● What needs to be done
The records below should be written out again, exactly.

● Data to use
• • • • • • •

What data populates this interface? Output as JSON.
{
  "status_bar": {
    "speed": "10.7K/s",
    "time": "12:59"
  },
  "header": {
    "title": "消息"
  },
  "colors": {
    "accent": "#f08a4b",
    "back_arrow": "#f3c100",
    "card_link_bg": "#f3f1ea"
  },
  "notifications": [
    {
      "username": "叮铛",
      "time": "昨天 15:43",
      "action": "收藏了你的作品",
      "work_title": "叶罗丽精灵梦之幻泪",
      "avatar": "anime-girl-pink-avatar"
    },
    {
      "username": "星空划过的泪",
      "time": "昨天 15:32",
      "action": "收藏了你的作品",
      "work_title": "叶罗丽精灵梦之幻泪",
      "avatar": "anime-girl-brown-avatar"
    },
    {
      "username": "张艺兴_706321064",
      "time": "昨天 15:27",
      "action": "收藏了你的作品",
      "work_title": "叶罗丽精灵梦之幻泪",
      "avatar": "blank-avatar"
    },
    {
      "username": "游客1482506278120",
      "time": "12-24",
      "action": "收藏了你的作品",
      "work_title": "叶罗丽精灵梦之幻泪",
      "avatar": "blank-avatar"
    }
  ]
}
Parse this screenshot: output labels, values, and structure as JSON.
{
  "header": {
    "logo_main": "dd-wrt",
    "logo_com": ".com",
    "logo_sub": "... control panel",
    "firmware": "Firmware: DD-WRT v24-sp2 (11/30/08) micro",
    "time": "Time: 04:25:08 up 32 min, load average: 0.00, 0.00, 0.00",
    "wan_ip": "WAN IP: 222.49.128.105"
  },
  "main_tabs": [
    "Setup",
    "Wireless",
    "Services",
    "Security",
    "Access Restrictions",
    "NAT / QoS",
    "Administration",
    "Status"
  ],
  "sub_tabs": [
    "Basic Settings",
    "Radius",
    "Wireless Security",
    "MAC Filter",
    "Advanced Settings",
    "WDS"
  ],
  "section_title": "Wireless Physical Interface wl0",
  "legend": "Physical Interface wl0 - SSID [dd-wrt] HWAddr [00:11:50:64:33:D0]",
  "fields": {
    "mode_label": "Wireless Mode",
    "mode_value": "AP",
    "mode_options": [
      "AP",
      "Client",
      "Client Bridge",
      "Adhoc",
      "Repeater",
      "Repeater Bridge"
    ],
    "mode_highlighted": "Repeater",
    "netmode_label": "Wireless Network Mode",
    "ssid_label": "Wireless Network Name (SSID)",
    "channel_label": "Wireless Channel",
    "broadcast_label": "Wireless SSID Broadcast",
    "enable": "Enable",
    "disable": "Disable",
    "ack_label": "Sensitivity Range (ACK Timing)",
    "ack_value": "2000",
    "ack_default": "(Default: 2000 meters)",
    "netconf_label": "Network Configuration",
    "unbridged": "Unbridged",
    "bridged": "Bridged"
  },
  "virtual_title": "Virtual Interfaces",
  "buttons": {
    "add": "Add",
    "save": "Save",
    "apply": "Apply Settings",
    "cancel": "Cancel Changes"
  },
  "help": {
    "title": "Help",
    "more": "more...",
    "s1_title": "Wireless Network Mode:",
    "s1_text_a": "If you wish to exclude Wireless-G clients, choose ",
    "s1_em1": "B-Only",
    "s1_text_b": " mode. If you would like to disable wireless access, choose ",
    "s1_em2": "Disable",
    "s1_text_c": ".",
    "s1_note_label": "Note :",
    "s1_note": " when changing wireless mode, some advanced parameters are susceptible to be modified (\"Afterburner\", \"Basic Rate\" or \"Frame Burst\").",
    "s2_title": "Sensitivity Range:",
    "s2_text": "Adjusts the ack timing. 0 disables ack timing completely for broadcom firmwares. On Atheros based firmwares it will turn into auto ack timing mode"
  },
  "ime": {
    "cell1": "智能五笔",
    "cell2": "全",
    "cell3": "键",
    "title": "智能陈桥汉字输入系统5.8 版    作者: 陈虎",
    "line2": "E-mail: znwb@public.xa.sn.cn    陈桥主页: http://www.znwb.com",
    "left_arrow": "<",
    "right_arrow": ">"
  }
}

• • • • • • •

● Written response
What data populates this interface? Output as JSON.
{
  "status_bar": {
    "speed": "10.7K/s",
    "time": "12:59"
  },
  "header": {
    "title": "消息"
  },
  "colors": {
    "accent": "#f08a4b",
    "back_arrow": "#f3c100",
    "card_link_bg": "#f3f1ea"
  },
  "notifications": [
    {
      "username": "叮铛",
      "time": "昨天 15:43",
      "action": "收藏了你的作品",
      "work_title": "叶罗丽精灵梦之幻泪",
      "avatar": "anime-girl-pink-avatar"
    },
    {
      "username": "星空划过的泪",
      "time": "昨天 15:32",
      "action": "收藏了你的作品",
      "work_title": "叶罗丽精灵梦之幻泪",
      "avatar": "anime-girl-brown-avatar"
    },
    {
      "username": "张艺兴_706321064",
      "time": "昨天 15:27",
      "action": "收藏了你的作品",
      "work_title": "叶罗丽精灵梦之幻泪",
      "avatar": "blank-avatar"
    },
    {
      "username": "游客1482506278120",
      "time": "12-24",
      "action": "收藏了你的作品",
      "work_title": "叶罗丽精灵梦之幻泪",
      "avatar": "blank-avatar"
    }
  ]
}
Parse this screenshot: output labels, values, and structure as JSON.
{
  "header": {
    "logo_main": "dd-wrt",
    "logo_com": ".com",
    "logo_sub": "... control panel",
    "firmware": "Firmware: DD-WRT v24-sp2 (11/30/08) micro",
    "time": "Time: 04:25:08 up 32 min, load average: 0.00, 0.00, 0.00",
    "wan_ip": "WAN IP: 222.49.128.105"
  },
  "main_tabs": [
    "Setup",
    "Wireless",
    "Services",
    "Security",
    "Access Restrictions",
    "NAT / QoS",
    "Administration",
    "Status"
  ],
  "sub_tabs": [
    "Basic Settings",
    "Radius",
    "Wireless Security",
    "MAC Filter",
    "Advanced Settings",
    "WDS"
  ],
  "section_title": "Wireless Physical Interface wl0",
  "legend": "Physical Interface wl0 - SSID [dd-wrt] HWAddr [00:11:50:64:33:D0]",
  "fields": {
    "mode_label": "Wireless Mode",
    "mode_value": "AP",
    "mode_options": [
      "AP",
      "Client",
      "Client Bridge",
      "Adhoc",
      "Repeater",
      "Repeater Bridge"
    ],
    "mode_highlighted": "Repeater",
    "netmode_label": "Wireless Network Mode",
    "ssid_label": "Wireless Network Name (SSID)",
    "channel_label": "Wireless Channel",
    "broadcast_label": "Wireless SSID Broadcast",
    "enable": "Enable",
    "disable": "Disable",
    "ack_label": "Sensitivity Range (ACK Timing)",
    "ack_value": "2000",
    "ack_default": "(Default: 2000 meters)",
    "netconf_label": "Network Configuration",
    "unbridged": "Unbridged",
    "bridged": "Bridged"
  },
  "virtual_title": "Virtual Interfaces",
  "buttons": {
    "add": "Add",
    "save": "Save",
    "apply": "Apply Settings",
    "cancel": "Cancel Changes"
  },
  "help": {
    "title": "Help",
    "more": "more...",
    "s1_title": "Wireless Network Mode:",
    "s1_text_a": "If you wish to exclude Wireless-G clients, choose ",
    "s1_em1": "B-Only",
    "s1_text_b": " mode. If you would like to disable wireless access, choose ",
    "s1_em2": "Disable",
    "s1_text_c": ".",
    "s1_note_label": "Note :",
    "s1_note": " when changing wireless mode, some advanced parameters are susceptible to be modified (\"Afterburner\", \"Basic Rate\" or \"Frame Burst\").",
    "s2_title": "Sensitivity Range:",
    "s2_text": "Adjusts the ack timing. 0 disables ack timing completely for broadcom firmwares. On Atheros based firmwares it will turn into auto ack timing mode"
  },
  "ime": {
    "cell1": "智能五笔",
    "cell2": "全",
    "cell3": "键",
    "title": "智能陈桥汉字输入系统5.8 版    作者: 陈虎",
    "line2": "E-mail: znwb@public.xa.sn.cn    陈桥主页: http://www.znwb.com",
    "left_arrow": "<",
    "right_arrow": ">"
  }
}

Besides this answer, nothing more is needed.